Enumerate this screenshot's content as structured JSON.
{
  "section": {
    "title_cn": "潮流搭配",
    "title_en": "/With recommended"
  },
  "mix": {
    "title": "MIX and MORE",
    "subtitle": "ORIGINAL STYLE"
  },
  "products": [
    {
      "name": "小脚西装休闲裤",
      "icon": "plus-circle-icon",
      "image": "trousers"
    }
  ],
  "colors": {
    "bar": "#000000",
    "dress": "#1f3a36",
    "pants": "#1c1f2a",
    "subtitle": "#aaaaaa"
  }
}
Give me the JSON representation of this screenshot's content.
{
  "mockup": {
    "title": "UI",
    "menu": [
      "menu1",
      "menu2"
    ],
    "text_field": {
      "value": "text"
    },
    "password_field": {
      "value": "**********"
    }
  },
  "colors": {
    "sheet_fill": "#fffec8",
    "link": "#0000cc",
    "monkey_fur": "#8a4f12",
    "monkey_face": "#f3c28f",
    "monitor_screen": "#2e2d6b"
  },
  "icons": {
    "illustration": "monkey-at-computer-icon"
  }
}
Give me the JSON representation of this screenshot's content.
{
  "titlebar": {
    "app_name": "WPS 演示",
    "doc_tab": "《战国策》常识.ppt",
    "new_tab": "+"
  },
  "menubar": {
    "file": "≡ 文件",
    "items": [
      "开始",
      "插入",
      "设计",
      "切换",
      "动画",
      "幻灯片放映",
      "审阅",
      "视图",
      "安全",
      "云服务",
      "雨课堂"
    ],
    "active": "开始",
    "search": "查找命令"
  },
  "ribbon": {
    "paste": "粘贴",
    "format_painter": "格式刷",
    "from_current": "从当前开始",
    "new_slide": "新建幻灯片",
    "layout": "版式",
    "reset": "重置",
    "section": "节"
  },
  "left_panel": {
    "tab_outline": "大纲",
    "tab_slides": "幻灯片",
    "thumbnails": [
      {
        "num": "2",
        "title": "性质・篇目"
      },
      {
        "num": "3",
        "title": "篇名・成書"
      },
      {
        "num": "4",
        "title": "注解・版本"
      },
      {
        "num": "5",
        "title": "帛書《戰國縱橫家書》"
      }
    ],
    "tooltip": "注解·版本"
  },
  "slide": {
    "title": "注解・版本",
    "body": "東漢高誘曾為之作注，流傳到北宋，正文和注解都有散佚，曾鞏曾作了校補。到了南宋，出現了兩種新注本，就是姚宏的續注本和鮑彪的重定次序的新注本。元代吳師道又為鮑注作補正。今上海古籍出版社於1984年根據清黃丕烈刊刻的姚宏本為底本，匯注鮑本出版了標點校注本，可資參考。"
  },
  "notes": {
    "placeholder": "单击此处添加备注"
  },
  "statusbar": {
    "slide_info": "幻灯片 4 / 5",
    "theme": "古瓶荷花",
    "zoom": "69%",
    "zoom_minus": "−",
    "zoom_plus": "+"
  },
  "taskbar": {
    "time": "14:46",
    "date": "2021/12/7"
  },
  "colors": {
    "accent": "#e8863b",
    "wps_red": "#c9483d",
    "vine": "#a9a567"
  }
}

WHAT THE EXERCISE ASKS: Reproduce the data, keeping every line exactly the same.

REPLY:
Enumerate this screenshot's content as structured JSON.
{
  "section": {
    "title_cn": "潮流搭配",
    "title_en": "/With recommended"
  },
  "mix": {
    "title": "MIX and MORE",
    "subtitle": "ORIGINAL STYLE"
  },
  "products": [
    {
      "name": "小脚西装休闲裤",
      "icon": "plus-circle-icon",
      "image": "trousers"
    }
  ],
  "colors": {
    "bar": "#000000",
    "dress": "#1f3a36",
    "pants": "#1c1f2a",
    "subtitle": "#aaaaaa"
  }
}
Give me the JSON representation of this screenshot's content.
{
  "mockup": {
    "title": "UI",
    "menu": [
      "menu1",
      "menu2"
    ],
    "text_field": {
      "value": "text"
    },
    "password_field": {
      "value": "**********"
    }
  },
  "colors": {
    "sheet_fill": "#fffec8",
    "link": "#0000cc",
    "monkey_fur": "#8a4f12",
    "monkey_face": "#f3c28f",
    "monitor_screen": "#2e2d6b"
  },
  "icons": {
    "illustration": "monkey-at-computer-icon"
  }
}
Give me the JSON representation of this screenshot's content.
{
  "titlebar": {
    "app_name": "WPS 演示",
    "doc_tab": "《战国策》常识.ppt",
    "new_tab": "+"
  },
  "menubar": {
    "file": "≡ 文件",
    "items": [
      "开始",
      "插入",
      "设计",
      "切换",
      "动画",
      "幻灯片放映",
      "审阅",
      "视图",
      "安全",
      "云服务",
      "雨课堂"
    ],
    "active": "开始",
    "search": "查找命令"
  },
  "ribbon": {
    "paste": "粘贴",
    "format_painter": "格式刷",
    "from_current": "从当前开始",
    "new_slide": "新建幻灯片",
    "layout": "版式",
    "reset": "重置",
    "section": "节"
  },
  "left_panel": {
    "tab_outline": "大纲",
    "tab_slides": "幻灯片",
    "thumbnails": [
      {
        "num": "2",
        "title": "性质・篇目"
      },
      {
        "num": "3",
        "title": "篇名・成書"
      },
      {
        "num": "4",
        "title": "注解・版本"
      },
      {
        "num": "5",
        "title": "帛書《戰國縱橫家書》"
      }
    ],
    "tooltip": "注解·版本"
  },
  "slide": {
    "title": "注解・版本",
    "body": "東漢高誘曾為之作注，流傳到北宋，正文和注解都有散佚，曾鞏曾作了校補。到了南宋，出現了兩種新注本，就是姚宏的續注本和鮑彪的重定次序的新注本。元代吳師道又為鮑注作補正。今上海古籍出版社於1984年根據清黃丕烈刊刻的姚宏本為底本，匯注鮑本出版了標點校注本，可資參考。"
  },
  "notes": {
    "placeholder": "单击此处添加备注"
  },
  "statusbar": {
    "slide_info": "幻灯片 4 / 5",
    "theme": "古瓶荷花",
    "zoom": "69%",
    "zoom_minus": "−",
    "zoom_plus": "+"
  },
  "taskbar": {
    "time": "14:46",
    "date": "2021/12/7"
  },
  "colors": {
    "accent": "#e8863b",
    "wps_red": "#c9483d",
    "vine": "#a9a567"
  }
}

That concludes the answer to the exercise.